◆ **Task details**: Copy out each line below that has the word "sphere" in it.

◆ **Dataset extract**:
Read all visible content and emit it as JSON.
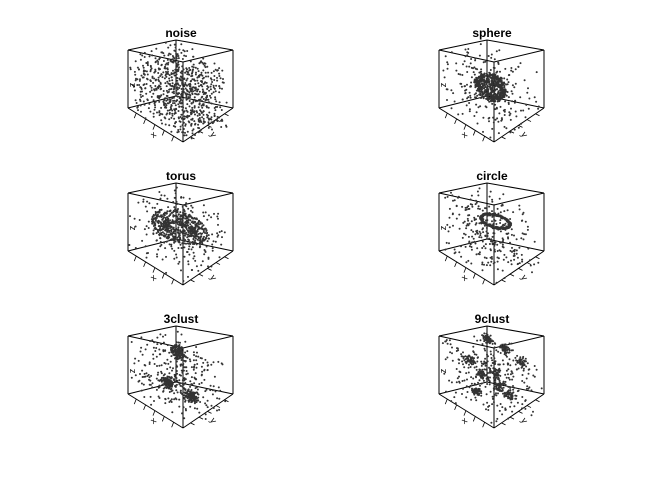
{
  "chart_data": [
    {
      "type": "scatter",
      "title": "noise",
      "axes": {
        "x": "x",
        "y": "y",
        "z": "z"
      },
      "pattern": "uniform-noise"
    },
    {
      "type": "scatter",
      "title": "sphere",
      "axes": {
        "x": "x",
        "y": "y",
        "z": "z"
      },
      "pattern": "sphere-plus-noise"
    },
    {
      "type": "scatter",
      "title": "torus",
      "axes": {
        "x": "x",
        "y": "y",
        "z": "z"
      },
      "pattern": "torus-plus-noise"
    },
    {
      "type": "scatter",
      "title": "circle",
      "axes": {
        "x": "x",
        "y": "y",
        "z": "z"
      },
      "pattern": "circle-plus-noise"
    },
    {
      "type": "scatter",
      "title": "3clust",
      "axes": {
        "x": "x",
        "y": "y",
        "z": "z"
      },
      "pattern": "3-clusters-plus-noise"
    },
    {
      "type": "scatter",
      "title": "9clust",
      "axes": {
        "x": "x",
        "y": "y",
        "z": "z"
      },
      "pattern": "9-clusters-plus-noise"
    }
  ],
  "colors": {
    "points": "#333333",
    "box": "#000000"
  }
}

◆ **Full solution**:
      "title": "sphere",
      "pattern": "sphere-plus-noise"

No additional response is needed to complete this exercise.